─── INPUT MATERIAL

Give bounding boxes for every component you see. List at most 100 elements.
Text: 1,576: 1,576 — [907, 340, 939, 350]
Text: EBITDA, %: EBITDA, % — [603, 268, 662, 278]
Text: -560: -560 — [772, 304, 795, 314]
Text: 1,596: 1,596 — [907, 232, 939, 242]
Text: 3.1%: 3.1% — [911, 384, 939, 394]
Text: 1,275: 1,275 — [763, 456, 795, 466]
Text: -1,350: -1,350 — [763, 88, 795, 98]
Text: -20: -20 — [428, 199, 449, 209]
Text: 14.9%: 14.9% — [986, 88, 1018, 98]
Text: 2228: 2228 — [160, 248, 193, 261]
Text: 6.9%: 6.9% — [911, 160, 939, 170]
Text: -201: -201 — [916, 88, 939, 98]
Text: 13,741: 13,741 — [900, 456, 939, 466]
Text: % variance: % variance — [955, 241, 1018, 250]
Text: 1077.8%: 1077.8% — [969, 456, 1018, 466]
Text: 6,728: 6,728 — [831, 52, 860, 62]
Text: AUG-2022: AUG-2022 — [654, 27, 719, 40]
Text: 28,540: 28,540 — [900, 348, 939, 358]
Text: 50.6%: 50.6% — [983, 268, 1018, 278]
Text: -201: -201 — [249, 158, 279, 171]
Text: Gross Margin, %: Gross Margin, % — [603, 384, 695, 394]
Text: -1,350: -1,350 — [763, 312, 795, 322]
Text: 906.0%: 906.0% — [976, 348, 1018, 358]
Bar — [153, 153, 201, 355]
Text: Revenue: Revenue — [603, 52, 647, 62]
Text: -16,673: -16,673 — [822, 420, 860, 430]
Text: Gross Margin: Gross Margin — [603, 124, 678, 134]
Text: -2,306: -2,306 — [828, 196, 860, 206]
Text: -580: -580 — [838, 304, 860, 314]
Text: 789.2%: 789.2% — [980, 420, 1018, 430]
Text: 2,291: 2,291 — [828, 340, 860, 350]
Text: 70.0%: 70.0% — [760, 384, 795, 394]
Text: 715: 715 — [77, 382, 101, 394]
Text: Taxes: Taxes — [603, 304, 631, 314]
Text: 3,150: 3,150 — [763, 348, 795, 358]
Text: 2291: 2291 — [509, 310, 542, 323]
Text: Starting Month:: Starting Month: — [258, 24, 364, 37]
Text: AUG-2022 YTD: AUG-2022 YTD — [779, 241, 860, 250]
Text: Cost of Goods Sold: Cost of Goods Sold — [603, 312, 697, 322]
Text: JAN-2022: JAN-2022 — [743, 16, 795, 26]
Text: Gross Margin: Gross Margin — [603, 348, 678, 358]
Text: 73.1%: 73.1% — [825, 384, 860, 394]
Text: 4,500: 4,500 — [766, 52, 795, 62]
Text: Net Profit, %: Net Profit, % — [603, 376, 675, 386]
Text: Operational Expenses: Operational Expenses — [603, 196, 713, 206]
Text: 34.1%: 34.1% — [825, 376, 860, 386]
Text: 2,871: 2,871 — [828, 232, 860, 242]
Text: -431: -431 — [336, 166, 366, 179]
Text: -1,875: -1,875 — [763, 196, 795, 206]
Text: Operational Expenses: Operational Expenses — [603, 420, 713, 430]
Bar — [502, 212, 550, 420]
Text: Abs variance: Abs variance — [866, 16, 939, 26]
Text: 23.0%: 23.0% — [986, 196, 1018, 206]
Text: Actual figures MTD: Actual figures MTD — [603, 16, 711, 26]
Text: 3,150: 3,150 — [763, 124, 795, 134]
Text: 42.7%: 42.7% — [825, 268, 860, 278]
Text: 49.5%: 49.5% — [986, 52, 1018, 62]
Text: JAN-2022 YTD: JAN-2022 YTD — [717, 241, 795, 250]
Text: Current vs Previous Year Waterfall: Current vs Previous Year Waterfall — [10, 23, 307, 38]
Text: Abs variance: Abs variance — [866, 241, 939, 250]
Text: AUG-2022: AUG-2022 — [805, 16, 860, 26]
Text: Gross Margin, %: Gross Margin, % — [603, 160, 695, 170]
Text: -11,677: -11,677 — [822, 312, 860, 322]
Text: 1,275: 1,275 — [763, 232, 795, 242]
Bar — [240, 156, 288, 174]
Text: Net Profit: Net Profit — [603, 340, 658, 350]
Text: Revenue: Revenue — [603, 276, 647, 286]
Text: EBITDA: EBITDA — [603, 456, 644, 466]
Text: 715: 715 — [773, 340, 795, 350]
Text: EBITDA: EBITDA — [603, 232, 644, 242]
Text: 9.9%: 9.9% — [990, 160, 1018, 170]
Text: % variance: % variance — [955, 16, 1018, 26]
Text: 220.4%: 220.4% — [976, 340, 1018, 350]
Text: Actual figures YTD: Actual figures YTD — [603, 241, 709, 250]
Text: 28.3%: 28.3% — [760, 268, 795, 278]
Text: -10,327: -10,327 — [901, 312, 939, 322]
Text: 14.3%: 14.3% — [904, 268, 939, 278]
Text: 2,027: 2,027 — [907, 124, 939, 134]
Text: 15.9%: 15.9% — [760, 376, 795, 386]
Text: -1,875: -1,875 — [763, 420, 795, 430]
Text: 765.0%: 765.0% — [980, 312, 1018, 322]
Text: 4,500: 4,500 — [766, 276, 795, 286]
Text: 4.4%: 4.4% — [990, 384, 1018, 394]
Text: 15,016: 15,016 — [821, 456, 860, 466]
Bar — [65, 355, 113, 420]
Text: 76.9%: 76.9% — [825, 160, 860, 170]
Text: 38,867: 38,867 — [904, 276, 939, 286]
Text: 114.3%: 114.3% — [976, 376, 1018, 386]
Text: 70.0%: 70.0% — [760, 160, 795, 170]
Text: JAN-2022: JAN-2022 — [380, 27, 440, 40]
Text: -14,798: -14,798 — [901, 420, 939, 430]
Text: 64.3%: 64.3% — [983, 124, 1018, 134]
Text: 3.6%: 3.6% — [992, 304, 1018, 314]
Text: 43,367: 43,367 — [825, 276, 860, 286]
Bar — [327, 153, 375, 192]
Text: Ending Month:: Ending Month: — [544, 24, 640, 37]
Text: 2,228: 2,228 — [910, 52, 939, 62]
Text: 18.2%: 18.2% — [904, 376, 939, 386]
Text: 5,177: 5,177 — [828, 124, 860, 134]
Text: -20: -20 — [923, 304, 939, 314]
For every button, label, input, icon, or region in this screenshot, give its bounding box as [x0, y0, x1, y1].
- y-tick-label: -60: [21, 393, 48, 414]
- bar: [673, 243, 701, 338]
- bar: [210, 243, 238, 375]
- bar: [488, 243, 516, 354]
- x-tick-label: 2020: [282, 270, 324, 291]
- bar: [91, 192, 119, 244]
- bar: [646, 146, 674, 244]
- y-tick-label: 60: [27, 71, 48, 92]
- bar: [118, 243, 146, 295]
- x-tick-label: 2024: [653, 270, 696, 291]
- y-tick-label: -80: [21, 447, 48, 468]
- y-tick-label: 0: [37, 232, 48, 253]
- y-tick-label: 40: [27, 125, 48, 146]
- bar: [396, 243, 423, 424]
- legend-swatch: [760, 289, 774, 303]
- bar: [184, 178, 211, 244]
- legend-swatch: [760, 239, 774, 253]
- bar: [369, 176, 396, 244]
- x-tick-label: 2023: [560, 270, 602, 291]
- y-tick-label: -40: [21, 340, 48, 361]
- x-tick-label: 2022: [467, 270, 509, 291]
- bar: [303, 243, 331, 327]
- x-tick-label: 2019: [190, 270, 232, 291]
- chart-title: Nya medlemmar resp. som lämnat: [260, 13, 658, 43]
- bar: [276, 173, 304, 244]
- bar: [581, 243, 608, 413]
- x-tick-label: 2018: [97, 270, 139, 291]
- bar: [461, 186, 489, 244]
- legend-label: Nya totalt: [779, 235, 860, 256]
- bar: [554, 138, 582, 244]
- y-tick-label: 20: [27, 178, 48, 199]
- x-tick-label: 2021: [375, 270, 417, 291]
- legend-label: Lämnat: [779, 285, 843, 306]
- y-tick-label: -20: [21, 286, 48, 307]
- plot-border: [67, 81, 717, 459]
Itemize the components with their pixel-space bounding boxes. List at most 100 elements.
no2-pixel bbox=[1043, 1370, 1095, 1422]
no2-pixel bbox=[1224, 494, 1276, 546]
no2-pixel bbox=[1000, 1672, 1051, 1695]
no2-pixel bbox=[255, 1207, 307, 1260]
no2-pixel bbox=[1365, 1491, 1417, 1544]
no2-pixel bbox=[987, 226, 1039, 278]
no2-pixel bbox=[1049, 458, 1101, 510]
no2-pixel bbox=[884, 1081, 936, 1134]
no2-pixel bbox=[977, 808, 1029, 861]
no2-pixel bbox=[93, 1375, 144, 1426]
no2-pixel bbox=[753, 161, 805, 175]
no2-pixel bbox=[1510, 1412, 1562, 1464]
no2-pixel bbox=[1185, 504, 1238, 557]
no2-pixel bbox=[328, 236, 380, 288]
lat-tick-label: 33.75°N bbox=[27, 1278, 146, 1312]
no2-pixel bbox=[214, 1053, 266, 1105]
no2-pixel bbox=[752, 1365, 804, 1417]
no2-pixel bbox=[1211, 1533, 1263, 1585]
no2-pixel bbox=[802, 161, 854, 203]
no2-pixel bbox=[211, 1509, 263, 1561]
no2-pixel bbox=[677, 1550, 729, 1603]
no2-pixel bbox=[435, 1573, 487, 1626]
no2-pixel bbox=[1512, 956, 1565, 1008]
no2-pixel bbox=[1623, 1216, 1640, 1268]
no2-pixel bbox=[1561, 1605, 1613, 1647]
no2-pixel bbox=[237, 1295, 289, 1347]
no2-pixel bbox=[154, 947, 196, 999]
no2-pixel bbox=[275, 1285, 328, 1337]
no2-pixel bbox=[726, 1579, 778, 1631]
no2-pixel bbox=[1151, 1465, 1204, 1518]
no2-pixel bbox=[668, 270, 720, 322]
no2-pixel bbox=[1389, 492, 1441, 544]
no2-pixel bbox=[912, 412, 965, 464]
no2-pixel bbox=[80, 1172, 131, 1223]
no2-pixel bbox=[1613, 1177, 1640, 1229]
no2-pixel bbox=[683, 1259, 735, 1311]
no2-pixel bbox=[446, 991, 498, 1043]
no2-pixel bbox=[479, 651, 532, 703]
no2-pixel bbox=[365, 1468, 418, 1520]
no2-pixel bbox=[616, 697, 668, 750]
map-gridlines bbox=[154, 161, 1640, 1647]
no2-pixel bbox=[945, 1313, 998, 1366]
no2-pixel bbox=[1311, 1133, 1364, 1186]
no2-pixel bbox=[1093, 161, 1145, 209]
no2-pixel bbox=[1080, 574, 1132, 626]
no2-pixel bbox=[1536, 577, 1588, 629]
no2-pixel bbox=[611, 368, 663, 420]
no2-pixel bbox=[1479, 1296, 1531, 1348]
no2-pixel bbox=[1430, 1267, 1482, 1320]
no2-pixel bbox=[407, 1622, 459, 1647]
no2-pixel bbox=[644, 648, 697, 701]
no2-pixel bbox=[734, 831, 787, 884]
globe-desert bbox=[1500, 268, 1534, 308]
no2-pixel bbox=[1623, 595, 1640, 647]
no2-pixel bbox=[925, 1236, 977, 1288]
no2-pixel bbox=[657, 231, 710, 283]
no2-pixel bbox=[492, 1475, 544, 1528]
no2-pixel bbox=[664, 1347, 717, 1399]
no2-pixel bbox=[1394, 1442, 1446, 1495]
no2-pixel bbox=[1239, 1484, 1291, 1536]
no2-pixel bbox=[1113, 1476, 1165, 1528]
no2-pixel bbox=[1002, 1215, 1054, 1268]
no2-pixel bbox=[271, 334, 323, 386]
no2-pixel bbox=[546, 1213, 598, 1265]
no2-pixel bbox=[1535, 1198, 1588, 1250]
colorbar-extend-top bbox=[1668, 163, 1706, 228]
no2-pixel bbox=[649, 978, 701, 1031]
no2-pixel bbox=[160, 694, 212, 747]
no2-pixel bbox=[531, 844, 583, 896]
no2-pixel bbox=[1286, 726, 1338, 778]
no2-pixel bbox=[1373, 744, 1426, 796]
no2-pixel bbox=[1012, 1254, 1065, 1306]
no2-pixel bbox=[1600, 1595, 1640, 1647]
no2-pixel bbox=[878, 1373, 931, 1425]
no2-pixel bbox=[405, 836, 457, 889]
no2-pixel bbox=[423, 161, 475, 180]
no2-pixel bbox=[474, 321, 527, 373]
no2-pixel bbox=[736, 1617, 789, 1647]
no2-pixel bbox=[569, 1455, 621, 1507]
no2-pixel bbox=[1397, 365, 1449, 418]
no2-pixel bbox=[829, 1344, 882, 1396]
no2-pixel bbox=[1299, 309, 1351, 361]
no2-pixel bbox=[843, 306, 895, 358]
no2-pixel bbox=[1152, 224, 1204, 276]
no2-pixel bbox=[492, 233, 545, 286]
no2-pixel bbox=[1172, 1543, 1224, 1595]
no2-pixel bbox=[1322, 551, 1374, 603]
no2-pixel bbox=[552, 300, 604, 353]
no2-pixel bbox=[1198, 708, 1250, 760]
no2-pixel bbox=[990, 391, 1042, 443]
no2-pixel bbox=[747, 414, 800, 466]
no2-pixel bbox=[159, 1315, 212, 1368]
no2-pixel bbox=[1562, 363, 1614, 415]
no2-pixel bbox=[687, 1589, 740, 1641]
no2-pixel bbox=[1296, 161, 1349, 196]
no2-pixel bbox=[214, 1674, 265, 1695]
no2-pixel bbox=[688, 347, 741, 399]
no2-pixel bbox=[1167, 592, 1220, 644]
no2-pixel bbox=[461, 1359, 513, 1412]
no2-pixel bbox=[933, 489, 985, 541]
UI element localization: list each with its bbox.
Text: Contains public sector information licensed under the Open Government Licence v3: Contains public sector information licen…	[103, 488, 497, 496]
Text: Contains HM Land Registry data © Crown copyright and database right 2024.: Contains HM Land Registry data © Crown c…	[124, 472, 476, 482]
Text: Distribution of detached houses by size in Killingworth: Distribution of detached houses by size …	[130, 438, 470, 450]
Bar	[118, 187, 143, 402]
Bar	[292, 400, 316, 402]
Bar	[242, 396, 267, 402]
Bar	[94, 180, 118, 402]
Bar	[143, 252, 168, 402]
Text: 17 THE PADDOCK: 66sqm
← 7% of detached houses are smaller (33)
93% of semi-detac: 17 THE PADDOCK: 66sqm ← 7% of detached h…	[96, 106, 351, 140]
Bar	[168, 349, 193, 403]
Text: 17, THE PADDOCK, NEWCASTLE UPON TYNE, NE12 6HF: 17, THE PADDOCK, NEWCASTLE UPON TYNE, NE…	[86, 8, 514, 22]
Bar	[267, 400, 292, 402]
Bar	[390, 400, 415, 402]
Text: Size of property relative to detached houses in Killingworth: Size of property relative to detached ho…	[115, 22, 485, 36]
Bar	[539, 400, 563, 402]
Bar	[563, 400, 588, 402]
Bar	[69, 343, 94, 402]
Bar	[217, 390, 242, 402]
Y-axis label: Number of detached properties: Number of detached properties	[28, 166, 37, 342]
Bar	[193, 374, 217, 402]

──────

Reproduce the material from its first line through the line holding "Text: -1,350: -1,350 — [763, 88, 795, 98]", inclusive, replacing "bounding boxes" with "coordinates" and keeping everything else the same.

CORRECT RESULT —
Give coordinates for every component you see. List at most 100 elements.
Text: 1,576: 1,576 — [907, 340, 939, 350]
Text: EBITDA, %: EBITDA, % — [603, 268, 662, 278]
Text: -560: -560 — [772, 304, 795, 314]
Text: 1,596: 1,596 — [907, 232, 939, 242]
Text: 3.1%: 3.1% — [911, 384, 939, 394]
Text: 1,275: 1,275 — [763, 456, 795, 466]
Text: -1,350: -1,350 — [763, 88, 795, 98]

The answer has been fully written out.